- Exercise prompt -
Go through the data below. Pull out every line that has the word "JSON".

═══ Supplied data

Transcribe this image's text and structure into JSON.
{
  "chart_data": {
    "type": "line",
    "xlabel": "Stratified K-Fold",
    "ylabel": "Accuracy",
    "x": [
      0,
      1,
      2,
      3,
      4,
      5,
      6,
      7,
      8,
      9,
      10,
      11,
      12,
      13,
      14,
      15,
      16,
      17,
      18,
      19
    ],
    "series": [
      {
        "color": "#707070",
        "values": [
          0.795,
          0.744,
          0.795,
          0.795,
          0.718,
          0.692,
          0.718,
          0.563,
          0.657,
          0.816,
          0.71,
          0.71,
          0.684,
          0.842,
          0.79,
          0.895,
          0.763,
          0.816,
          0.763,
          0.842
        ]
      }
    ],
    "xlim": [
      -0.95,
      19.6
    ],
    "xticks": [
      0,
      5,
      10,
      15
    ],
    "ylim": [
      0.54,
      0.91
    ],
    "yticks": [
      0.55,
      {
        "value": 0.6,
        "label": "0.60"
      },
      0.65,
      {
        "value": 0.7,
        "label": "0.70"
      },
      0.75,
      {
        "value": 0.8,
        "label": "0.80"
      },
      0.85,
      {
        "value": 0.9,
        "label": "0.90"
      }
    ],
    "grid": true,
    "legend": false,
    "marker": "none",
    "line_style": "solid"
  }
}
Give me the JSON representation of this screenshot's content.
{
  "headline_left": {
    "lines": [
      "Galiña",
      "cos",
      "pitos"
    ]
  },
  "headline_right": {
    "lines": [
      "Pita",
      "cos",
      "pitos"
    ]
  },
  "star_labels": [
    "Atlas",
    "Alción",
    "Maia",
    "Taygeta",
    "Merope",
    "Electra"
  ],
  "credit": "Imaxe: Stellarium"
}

══════

- Response -
Transcribe this image's text and structure into JSON.
Give me the JSON representation of this screenshot's content.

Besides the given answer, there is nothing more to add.